▶ Task brief
For each line below that includes the word "selected", make a copy.

▶ Given records

□ □ □ □ □ □ □

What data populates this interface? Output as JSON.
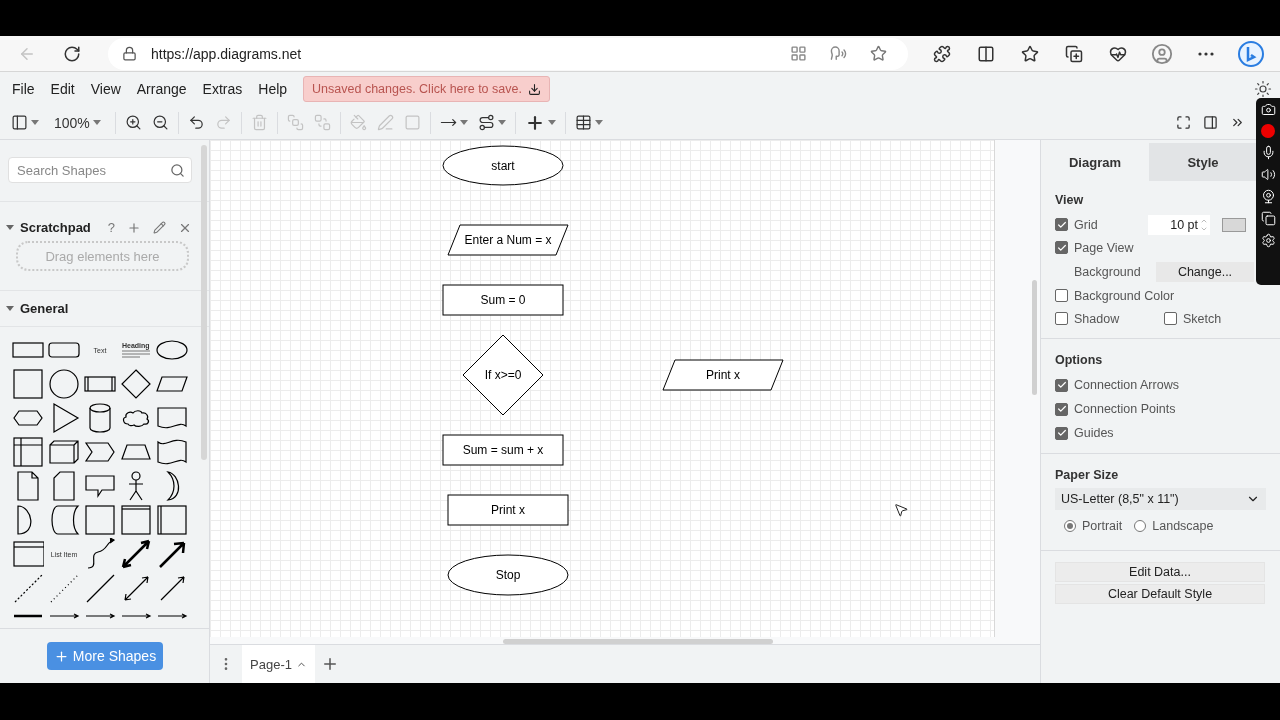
{
  "browser": {
    "url": "https://app.diagrams.net",
    "back_disabled": true
  },
  "menu": [
    "File",
    "Edit",
    "View",
    "Arrange",
    "Extras",
    "Help"
  ],
  "save_notice": "Unsaved changes. Click here to save.",
  "toolbar": [
    {
      "kind": "layout",
      "disabled": false,
      "dropdown": true
    },
    {
      "kind": "zoom",
      "label": "100%",
      "disabled": false,
      "dropdown": true
    },
    {
      "kind": "zoom-in",
      "disabled": false,
      "dropdown": false
    },
    {
      "kind": "zoom-out",
      "disabled": false,
      "dropdown": false
    },
    {
      "kind": "undo",
      "disabled": false,
      "dropdown": false
    },
    {
      "kind": "redo",
      "disabled": true,
      "dropdown": false
    },
    {
      "kind": "delete",
      "disabled": true,
      "dropdown": false
    },
    {
      "kind": "to-front",
      "disabled": true,
      "dropdown": false
    },
    {
      "kind": "to-back",
      "disabled": true,
      "dropdown": false
    },
    {
      "kind": "fill",
      "disabled": true,
      "dropdown": false
    },
    {
      "kind": "line-color",
      "disabled": true,
      "dropdown": false
    },
    {
      "kind": "shadow",
      "disabled": true,
      "dropdown": false
    },
    {
      "kind": "connection",
      "disabled": false,
      "dropdown": true
    },
    {
      "kind": "waypoints",
      "disabled": false,
      "dropdown": true
    },
    {
      "kind": "insert",
      "disabled": false,
      "dropdown": true
    },
    {
      "kind": "table",
      "disabled": false,
      "dropdown": true
    }
  ],
  "sidebar": {
    "search": {
      "placeholder": "Search Shapes"
    },
    "scratchpad": {
      "title": "Scratchpad",
      "expanded": true,
      "help": "?",
      "drop_hint": "Drag elements here"
    },
    "general": {
      "title": "General",
      "expanded": true,
      "shapes": [
        {
          "kind": "rectangle"
        },
        {
          "kind": "rounded-rectangle"
        },
        {
          "kind": "text",
          "label": "Text"
        },
        {
          "kind": "heading",
          "label": "Heading"
        },
        {
          "kind": "ellipse"
        },
        {
          "kind": "square"
        },
        {
          "kind": "circle"
        },
        {
          "kind": "process"
        },
        {
          "kind": "diamond"
        },
        {
          "kind": "parallelogram"
        },
        {
          "kind": "hexagon"
        },
        {
          "kind": "triangle"
        },
        {
          "kind": "cylinder"
        },
        {
          "kind": "cloud"
        },
        {
          "kind": "document"
        },
        {
          "kind": "internal-storage"
        },
        {
          "kind": "cube"
        },
        {
          "kind": "step"
        },
        {
          "kind": "trapezoid"
        },
        {
          "kind": "tape"
        },
        {
          "kind": "note"
        },
        {
          "kind": "card"
        },
        {
          "kind": "callout"
        },
        {
          "kind": "actor"
        },
        {
          "kind": "crescent"
        },
        {
          "kind": "half-circle"
        },
        {
          "kind": "data-storage"
        },
        {
          "kind": "container"
        },
        {
          "kind": "swimlane"
        },
        {
          "kind": "vertical-swimlane"
        },
        {
          "kind": "list"
        },
        {
          "kind": "list-item",
          "label": "List Item"
        },
        {
          "kind": "curved-arrow"
        },
        {
          "kind": "double-arrow"
        },
        {
          "kind": "arrow"
        },
        {
          "kind": "dashed-line"
        },
        {
          "kind": "dotted-line"
        },
        {
          "kind": "line"
        },
        {
          "kind": "bidirectional-line"
        },
        {
          "kind": "directional-line"
        },
        {
          "kind": "thick-line"
        },
        {
          "kind": "connector"
        },
        {
          "kind": "connector"
        },
        {
          "kind": "connector"
        },
        {
          "kind": "connector"
        }
      ]
    },
    "more_button": "More Shapes"
  },
  "canvas": {
    "nodes": [
      {
        "kind": "terminator",
        "label": "start"
      },
      {
        "kind": "data",
        "label": "Enter a Num = x"
      },
      {
        "kind": "process",
        "label": "Sum = 0"
      },
      {
        "kind": "decision",
        "label": "If x>=0"
      },
      {
        "kind": "data",
        "label": "Print x"
      },
      {
        "kind": "process",
        "label": "Sum = sum + x"
      },
      {
        "kind": "process",
        "label": "Print x"
      },
      {
        "kind": "terminator",
        "label": "Stop"
      }
    ]
  },
  "page_tabs": [
    {
      "label": "Page-1",
      "selected": true
    }
  ],
  "format_panel": {
    "tabs": [
      {
        "label": "Diagram",
        "selected": true
      },
      {
        "label": "Style",
        "selected": false
      }
    ],
    "view": {
      "title": "View",
      "grid": {
        "label": "Grid",
        "checked": true,
        "value": "10 pt"
      },
      "page_view": {
        "label": "Page View",
        "checked": true
      },
      "background": {
        "label": "Background",
        "button": "Change..."
      },
      "background_color": {
        "label": "Background Color",
        "checked": false
      },
      "shadow": {
        "label": "Shadow",
        "checked": false
      },
      "sketch": {
        "label": "Sketch",
        "checked": false
      }
    },
    "options": {
      "title": "Options",
      "items": [
        {
          "label": "Connection Arrows",
          "checked": true
        },
        {
          "label": "Connection Points",
          "checked": true
        },
        {
          "label": "Guides",
          "checked": true
        }
      ]
    },
    "paper": {
      "title": "Paper Size",
      "size": "US-Letter (8,5\" x 11\")",
      "orientations": [
        {
          "label": "Portrait",
          "selected": true
        },
        {
          "label": "Landscape",
          "selected": false
        }
      ]
    },
    "buttons": [
      "Edit Data...",
      "Clear Default Style"
    ]
  }
}
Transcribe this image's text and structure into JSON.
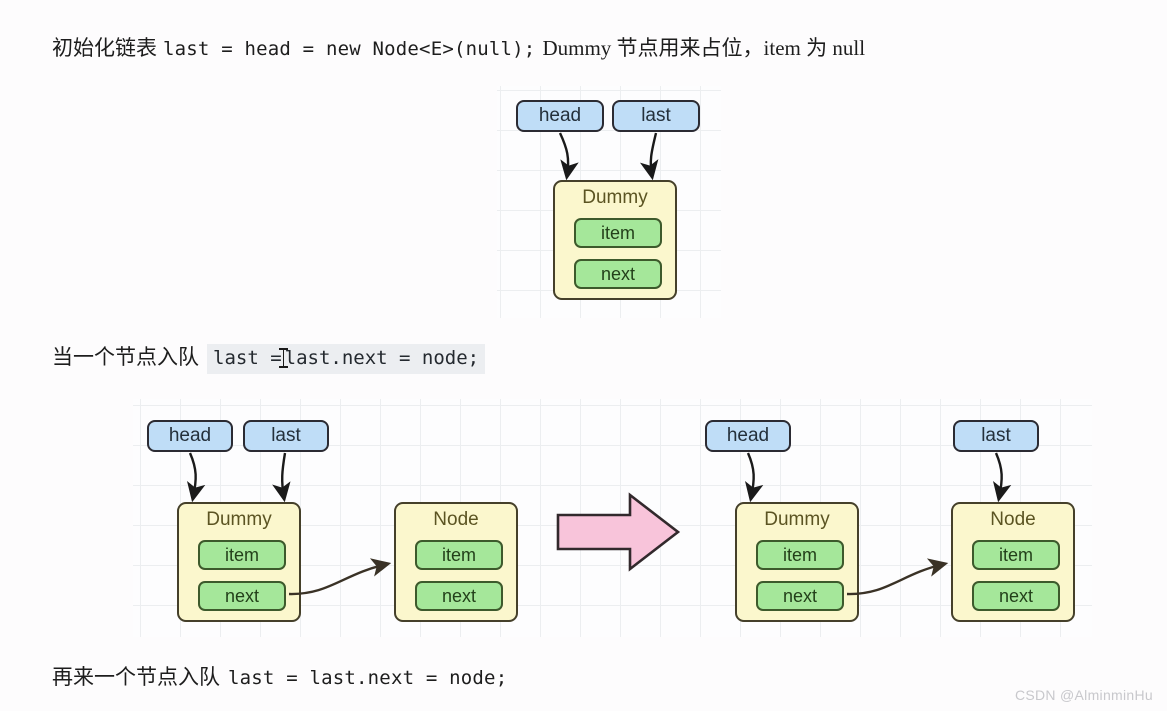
{
  "lines": {
    "line1": {
      "cn_prefix": "初始化链表",
      "code": "last = head = new Node<E>(null);",
      "serif_suffix": "Dummy 节点用来占位，item 为 null"
    },
    "line2": {
      "cn_prefix": "当一个节点入队",
      "code_before_caret": "last =",
      "code_after_caret": "last.next = node;"
    },
    "line3": {
      "cn_prefix": "再来一个节点入队",
      "code": "last = last.next = node;"
    }
  },
  "diagram1": {
    "pointers": [
      {
        "label": "head"
      },
      {
        "label": "last"
      }
    ],
    "nodes": [
      {
        "title": "Dummy",
        "fields": [
          {
            "label": "item"
          },
          {
            "label": "next"
          }
        ]
      }
    ]
  },
  "diagram2": {
    "before": {
      "pointers": [
        {
          "label": "head"
        },
        {
          "label": "last"
        }
      ],
      "nodes": [
        {
          "title": "Dummy",
          "fields": [
            {
              "label": "item"
            },
            {
              "label": "next"
            }
          ]
        },
        {
          "title": "Node",
          "fields": [
            {
              "label": "item"
            },
            {
              "label": "next"
            }
          ]
        }
      ]
    },
    "transition_arrow": "right-arrow-pink",
    "after": {
      "pointers": [
        {
          "label": "head"
        },
        {
          "label": "last"
        }
      ],
      "nodes": [
        {
          "title": "Dummy",
          "fields": [
            {
              "label": "item"
            },
            {
              "label": "next"
            }
          ]
        },
        {
          "title": "Node",
          "fields": [
            {
              "label": "item"
            },
            {
              "label": "next"
            }
          ]
        }
      ]
    }
  },
  "watermark": {
    "text": "CSDN @AlminminHu"
  },
  "colors": {
    "pointer_fill": "#bfddf7",
    "node_fill": "#fbf7cd",
    "field_fill": "#a5e79a",
    "arrow_pink": "#f8c4da",
    "stroke_dark": "#2b2b33",
    "grid_line": "#eceef0",
    "page_bg": "#fdfcfd",
    "code_highlight_bg": "#eceef1"
  }
}
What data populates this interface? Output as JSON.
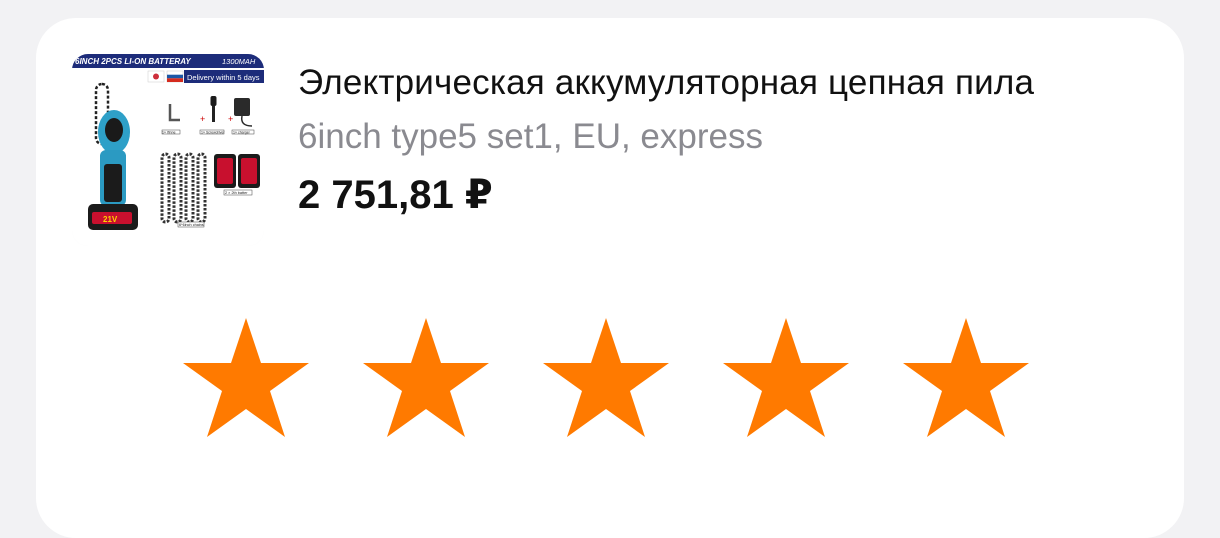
{
  "product": {
    "title": "Электрическая аккумуляторная цепная пила",
    "variant": "6inch type5 set1, EU, express",
    "price": "2 751,81 ₽",
    "image": {
      "banner_text": "6INCH 2PCS LI-ON BATTERAY",
      "capacity_text": "1300MAH",
      "delivery_text": "Delivery within 5 days",
      "wrench_label": "1× Ifinne",
      "screwdriver_label": "1× Screwdriver",
      "charger_label": "1× charger",
      "batteries_label": "2 × 2th batter",
      "chains_label": "6*6inch chains",
      "saw_badge": "21V"
    }
  },
  "rating": {
    "stars": 5,
    "color": "#ff7a00"
  }
}
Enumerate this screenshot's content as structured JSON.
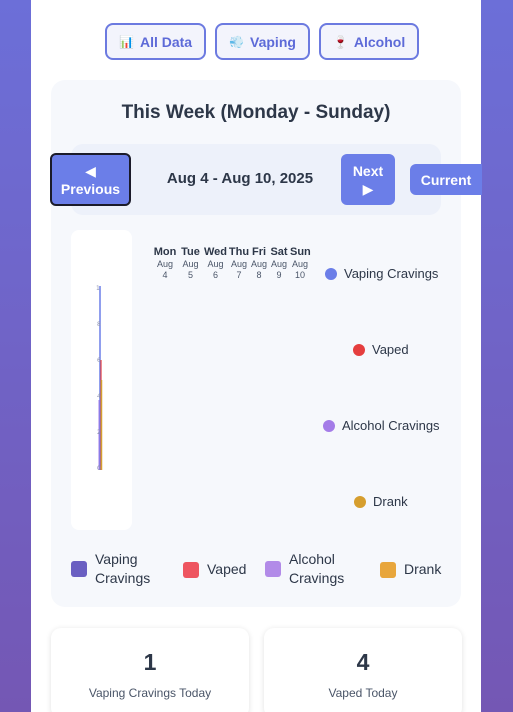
{
  "filters": [
    {
      "label": "All Data",
      "icon": "📊"
    },
    {
      "label": "Vaping",
      "icon": "💨"
    },
    {
      "label": "Alcohol",
      "icon": "🍷"
    }
  ],
  "week": {
    "title": "This Week (Monday - Sunday)",
    "range": "Aug 4 - Aug 10, 2025",
    "prev_arrow": "◀",
    "prev_label": "Previous",
    "next_label": "Next",
    "next_arrow": "▶",
    "current_label": "Current"
  },
  "days": [
    {
      "name": "Mon",
      "month": "Aug",
      "date": "4"
    },
    {
      "name": "Tue",
      "month": "Aug",
      "date": "5"
    },
    {
      "name": "Wed",
      "month": "Aug",
      "date": "6"
    },
    {
      "name": "Thu",
      "month": "Aug",
      "date": "7"
    },
    {
      "name": "Fri",
      "month": "Aug",
      "date": "8"
    },
    {
      "name": "Sat",
      "month": "Aug",
      "date": "9"
    },
    {
      "name": "Sun",
      "month": "Aug",
      "date": "10"
    }
  ],
  "chart_legend": [
    {
      "label": "Vaping Cravings",
      "color": "#6b7ee8"
    },
    {
      "label": "Vaped",
      "color": "#e53e3e"
    },
    {
      "label": "Alcohol Cravings",
      "color": "#a47ce8"
    },
    {
      "label": "Drank",
      "color": "#d69e2e"
    }
  ],
  "bottom_legend": [
    {
      "line1": "Vaping",
      "line2": "Cravings",
      "color": "#6a5fc2"
    },
    {
      "line1": "Vaped",
      "line2": "",
      "color": "#ee5560"
    },
    {
      "line1": "Alcohol",
      "line2": "Cravings",
      "color": "#b28be8"
    },
    {
      "line1": "Drank",
      "line2": "",
      "color": "#e8a63c"
    }
  ],
  "stats": [
    {
      "value": "1",
      "label": "Vaping Cravings Today"
    },
    {
      "value": "4",
      "label": "Vaped Today"
    }
  ]
}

□ □ □ □ □ □ □

▶ Answer to the exercise
      "selected": true
        "selected": true
        "selected": false
          "selected": true
          "selected": false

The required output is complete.